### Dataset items
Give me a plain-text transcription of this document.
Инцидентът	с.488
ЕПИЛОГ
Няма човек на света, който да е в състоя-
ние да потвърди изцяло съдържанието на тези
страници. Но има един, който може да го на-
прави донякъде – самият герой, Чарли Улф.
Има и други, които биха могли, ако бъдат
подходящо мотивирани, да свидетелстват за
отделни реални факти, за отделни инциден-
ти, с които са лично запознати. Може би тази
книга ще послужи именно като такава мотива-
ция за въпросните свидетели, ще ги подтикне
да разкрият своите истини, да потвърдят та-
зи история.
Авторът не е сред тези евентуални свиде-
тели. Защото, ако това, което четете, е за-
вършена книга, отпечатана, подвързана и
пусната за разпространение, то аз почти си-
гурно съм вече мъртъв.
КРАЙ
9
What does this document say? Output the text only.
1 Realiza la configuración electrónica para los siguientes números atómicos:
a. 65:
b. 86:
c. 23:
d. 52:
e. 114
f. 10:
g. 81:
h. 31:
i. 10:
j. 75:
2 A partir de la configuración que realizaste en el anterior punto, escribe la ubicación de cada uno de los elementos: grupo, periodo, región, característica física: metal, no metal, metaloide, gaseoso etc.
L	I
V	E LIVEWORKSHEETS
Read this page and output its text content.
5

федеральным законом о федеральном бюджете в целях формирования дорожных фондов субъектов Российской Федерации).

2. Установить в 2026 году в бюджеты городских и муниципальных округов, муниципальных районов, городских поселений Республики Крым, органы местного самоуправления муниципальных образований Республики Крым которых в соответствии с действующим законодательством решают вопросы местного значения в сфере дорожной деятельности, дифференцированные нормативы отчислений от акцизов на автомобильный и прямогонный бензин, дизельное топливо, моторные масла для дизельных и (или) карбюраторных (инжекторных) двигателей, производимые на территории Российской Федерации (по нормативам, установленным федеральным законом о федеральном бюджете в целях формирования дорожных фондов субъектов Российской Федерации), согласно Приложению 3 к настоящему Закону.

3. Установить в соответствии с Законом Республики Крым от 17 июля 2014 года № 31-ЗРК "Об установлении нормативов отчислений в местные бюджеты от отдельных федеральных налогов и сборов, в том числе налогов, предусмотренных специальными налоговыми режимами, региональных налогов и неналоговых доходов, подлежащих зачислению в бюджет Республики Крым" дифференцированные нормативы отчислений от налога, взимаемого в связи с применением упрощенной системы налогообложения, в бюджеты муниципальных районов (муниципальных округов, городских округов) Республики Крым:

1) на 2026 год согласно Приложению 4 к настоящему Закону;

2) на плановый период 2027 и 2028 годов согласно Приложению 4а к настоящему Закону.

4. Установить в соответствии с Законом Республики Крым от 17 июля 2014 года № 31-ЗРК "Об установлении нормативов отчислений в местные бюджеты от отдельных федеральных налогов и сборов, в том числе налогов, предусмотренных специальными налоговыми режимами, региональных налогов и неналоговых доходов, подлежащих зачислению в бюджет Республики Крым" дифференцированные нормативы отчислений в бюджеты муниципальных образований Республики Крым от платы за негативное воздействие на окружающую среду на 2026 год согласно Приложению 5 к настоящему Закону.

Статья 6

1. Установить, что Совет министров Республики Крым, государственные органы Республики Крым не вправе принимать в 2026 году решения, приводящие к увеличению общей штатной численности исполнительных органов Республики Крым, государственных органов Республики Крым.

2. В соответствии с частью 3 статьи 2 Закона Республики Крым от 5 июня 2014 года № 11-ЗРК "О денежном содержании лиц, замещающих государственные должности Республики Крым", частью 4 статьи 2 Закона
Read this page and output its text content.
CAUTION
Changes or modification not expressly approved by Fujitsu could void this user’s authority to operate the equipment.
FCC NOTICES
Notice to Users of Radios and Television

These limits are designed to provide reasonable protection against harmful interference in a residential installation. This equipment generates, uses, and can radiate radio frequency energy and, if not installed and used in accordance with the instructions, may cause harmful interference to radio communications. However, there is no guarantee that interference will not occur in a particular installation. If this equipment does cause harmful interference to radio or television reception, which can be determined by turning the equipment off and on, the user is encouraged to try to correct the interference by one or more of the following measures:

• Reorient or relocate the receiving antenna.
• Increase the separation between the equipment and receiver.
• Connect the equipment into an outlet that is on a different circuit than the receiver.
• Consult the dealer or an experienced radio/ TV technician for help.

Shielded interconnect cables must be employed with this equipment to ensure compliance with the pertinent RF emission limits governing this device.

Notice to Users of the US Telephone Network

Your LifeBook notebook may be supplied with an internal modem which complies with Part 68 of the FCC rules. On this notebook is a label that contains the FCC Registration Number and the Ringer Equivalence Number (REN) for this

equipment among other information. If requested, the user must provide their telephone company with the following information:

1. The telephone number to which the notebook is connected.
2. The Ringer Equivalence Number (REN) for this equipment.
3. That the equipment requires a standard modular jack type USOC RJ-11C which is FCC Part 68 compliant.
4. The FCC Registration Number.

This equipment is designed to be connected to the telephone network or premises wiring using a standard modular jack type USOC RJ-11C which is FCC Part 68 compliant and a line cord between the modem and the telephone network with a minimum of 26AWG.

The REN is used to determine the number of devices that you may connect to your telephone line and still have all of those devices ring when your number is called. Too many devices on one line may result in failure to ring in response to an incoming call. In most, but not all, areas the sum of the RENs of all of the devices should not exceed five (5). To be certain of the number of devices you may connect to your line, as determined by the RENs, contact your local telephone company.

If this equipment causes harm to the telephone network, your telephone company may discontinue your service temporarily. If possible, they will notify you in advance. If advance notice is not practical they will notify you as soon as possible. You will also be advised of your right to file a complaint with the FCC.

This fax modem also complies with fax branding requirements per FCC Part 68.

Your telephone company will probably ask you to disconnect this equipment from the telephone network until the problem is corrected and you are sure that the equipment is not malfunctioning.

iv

### What is expected
Pick out the lines above containing the word "государственные", then copy them.

### Correct answer
1. Установить, что Совет министров Республики Крым, государственные органы Республики Крым не вправе принимать в 2026 году решения, приводящие к увеличению общей штатной численности исполнительных органов Республики Крым, государственных органов Республики Крым.
2. В соответствии с частью 3 статьи 2 Закона Республики Крым от 5 июня 2014 года № 11-ЗРК "О денежном содержании лиц, замещающих государственные должности Республики Крым", частью 4 статьи 2 Закона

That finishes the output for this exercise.